→ **Short task**
Each line containing the word "assessed" must be reported.

→ **Task input**

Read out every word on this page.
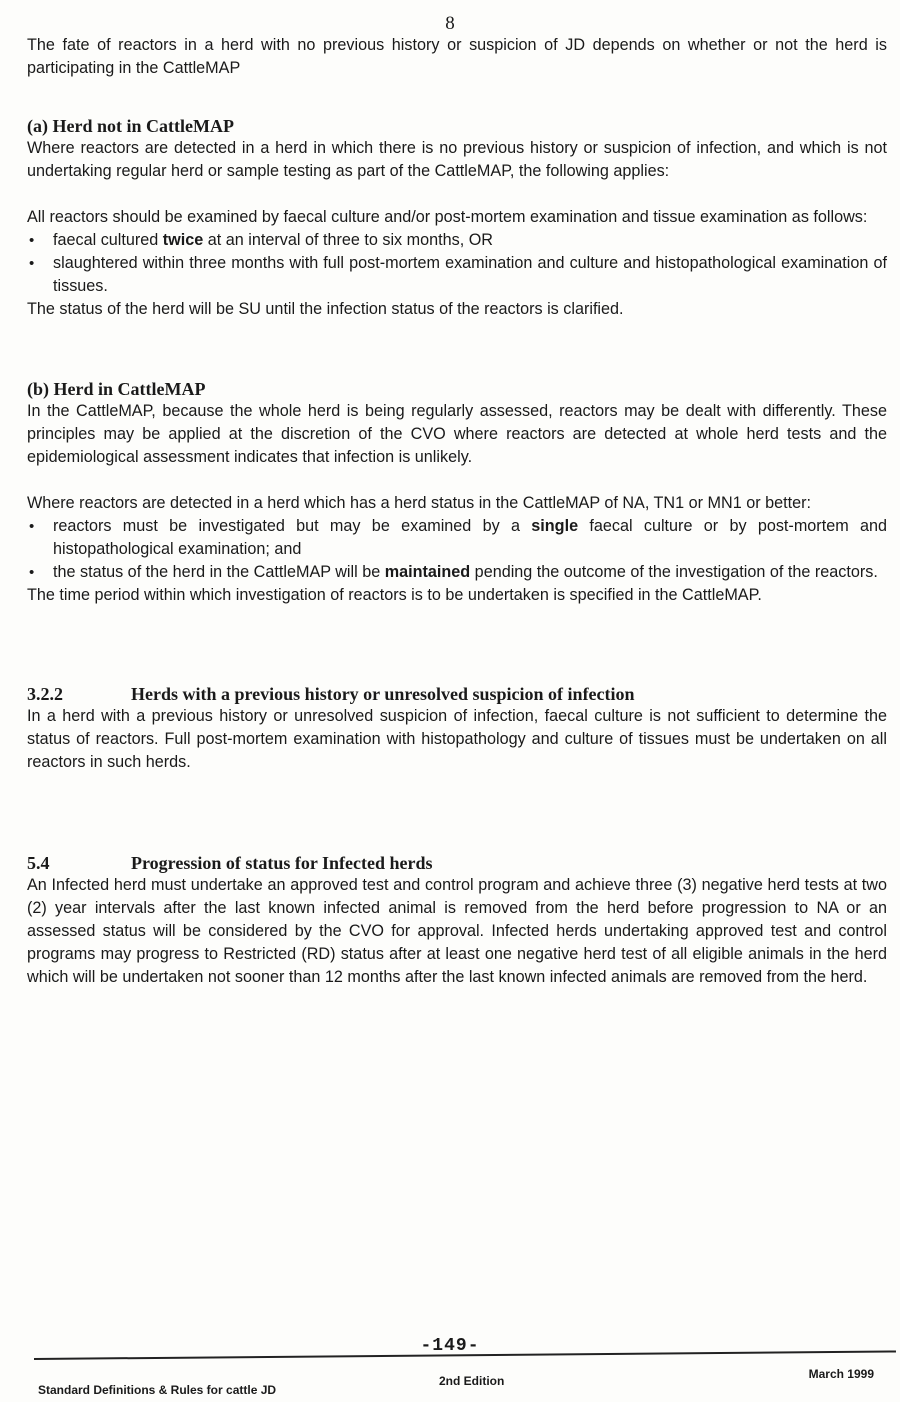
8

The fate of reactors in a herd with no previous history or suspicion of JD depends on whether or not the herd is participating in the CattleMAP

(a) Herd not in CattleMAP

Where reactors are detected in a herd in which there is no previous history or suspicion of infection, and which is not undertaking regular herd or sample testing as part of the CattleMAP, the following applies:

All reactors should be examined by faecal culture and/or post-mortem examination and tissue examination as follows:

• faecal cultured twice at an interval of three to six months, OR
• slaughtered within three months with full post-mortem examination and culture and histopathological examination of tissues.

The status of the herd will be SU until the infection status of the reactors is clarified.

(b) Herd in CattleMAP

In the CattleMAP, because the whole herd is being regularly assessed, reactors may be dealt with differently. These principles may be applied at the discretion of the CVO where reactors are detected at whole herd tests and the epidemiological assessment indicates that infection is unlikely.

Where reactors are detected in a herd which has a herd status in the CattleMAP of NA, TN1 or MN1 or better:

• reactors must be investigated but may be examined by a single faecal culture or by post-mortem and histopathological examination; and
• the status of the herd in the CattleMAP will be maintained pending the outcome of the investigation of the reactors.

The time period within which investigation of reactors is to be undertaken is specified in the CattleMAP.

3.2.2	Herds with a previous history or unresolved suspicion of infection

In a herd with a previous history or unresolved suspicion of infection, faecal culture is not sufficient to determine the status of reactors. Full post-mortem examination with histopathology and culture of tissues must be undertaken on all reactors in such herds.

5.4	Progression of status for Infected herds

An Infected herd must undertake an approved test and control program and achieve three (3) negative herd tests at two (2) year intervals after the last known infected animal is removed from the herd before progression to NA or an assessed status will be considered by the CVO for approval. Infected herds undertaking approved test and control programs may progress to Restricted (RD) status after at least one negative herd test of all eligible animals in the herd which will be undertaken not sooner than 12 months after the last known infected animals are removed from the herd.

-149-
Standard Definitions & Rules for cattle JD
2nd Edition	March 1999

--

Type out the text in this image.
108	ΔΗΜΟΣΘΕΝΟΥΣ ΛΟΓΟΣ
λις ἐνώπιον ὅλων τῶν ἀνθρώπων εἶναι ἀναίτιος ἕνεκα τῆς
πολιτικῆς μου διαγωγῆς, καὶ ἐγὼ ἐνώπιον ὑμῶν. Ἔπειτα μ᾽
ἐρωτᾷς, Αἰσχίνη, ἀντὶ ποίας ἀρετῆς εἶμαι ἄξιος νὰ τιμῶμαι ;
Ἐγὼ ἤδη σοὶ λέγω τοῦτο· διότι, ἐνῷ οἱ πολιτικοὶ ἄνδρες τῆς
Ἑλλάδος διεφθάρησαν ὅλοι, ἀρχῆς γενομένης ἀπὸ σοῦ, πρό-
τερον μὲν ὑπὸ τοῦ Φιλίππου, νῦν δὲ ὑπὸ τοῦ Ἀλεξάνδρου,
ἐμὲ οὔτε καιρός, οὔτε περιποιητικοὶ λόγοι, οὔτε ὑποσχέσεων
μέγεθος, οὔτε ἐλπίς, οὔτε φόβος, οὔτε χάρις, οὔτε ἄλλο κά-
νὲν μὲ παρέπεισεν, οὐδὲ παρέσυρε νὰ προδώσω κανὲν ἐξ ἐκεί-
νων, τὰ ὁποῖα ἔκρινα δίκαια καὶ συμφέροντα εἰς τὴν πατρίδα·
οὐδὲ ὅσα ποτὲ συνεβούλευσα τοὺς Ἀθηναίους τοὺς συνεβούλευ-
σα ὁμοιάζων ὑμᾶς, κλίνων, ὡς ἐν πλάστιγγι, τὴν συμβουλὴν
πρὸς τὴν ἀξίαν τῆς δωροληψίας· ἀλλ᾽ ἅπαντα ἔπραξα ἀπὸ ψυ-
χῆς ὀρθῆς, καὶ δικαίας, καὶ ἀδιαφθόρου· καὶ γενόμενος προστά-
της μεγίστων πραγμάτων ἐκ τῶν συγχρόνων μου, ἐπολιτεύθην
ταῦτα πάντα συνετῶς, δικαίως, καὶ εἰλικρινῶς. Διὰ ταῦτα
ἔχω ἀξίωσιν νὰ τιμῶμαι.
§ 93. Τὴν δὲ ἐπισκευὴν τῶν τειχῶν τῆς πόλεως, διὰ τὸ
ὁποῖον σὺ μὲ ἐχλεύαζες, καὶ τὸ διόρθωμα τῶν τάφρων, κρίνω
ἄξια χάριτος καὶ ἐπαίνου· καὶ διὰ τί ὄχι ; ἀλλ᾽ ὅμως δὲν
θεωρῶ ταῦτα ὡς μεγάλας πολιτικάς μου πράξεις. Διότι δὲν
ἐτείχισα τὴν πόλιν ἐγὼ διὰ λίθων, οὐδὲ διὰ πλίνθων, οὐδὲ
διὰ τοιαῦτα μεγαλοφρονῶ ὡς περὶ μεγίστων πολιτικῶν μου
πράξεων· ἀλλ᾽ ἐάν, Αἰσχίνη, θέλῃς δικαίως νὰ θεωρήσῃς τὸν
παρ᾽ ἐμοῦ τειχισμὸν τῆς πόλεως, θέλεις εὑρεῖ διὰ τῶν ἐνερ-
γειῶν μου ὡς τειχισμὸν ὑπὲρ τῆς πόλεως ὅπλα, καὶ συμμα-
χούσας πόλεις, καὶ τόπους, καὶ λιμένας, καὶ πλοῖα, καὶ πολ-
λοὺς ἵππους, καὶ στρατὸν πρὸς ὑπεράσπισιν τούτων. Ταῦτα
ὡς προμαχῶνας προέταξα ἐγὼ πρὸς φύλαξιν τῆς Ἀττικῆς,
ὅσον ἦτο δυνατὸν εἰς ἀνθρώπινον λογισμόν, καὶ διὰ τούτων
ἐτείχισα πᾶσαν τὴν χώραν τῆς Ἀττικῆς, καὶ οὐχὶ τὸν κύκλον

* * *

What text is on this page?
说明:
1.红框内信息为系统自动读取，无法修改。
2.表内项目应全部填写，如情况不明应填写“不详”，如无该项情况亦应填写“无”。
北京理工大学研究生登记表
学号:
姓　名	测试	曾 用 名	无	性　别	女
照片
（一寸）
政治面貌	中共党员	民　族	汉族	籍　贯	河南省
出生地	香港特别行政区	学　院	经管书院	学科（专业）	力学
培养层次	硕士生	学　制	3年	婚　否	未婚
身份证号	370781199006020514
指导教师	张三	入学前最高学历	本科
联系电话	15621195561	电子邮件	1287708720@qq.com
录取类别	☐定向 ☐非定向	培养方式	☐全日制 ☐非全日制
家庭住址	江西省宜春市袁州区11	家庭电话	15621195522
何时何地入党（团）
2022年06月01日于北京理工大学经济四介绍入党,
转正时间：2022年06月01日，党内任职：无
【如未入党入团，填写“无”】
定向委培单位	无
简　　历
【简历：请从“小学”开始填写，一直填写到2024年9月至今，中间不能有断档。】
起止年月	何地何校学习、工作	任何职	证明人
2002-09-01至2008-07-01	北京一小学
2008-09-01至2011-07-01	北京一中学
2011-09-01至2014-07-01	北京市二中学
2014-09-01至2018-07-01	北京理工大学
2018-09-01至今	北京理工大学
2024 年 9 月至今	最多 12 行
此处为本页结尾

→ **Exercise answer**
In the CattleMAP, because the whole herd is being regularly assessed, reactors may be dealt with differently. These principles may be applied at the discretion of the CVO where reactors are detected at whole herd tests and the epidemiological assessment indicates that infection is unlikely.
An Infected herd must undertake an approved test and control program and achieve three (3) negative herd tests at two (2) year intervals after the last known infected animal is removed from the herd before progression to NA or an assessed status will be considered by the CVO for approval. Infected herds undertaking approved test and control programs may progress to Restricted (RD) status after at least one negative herd test of all eligible animals in the herd which will be undertaken not sooner than 12 months after the last known infected animals are removed from the herd.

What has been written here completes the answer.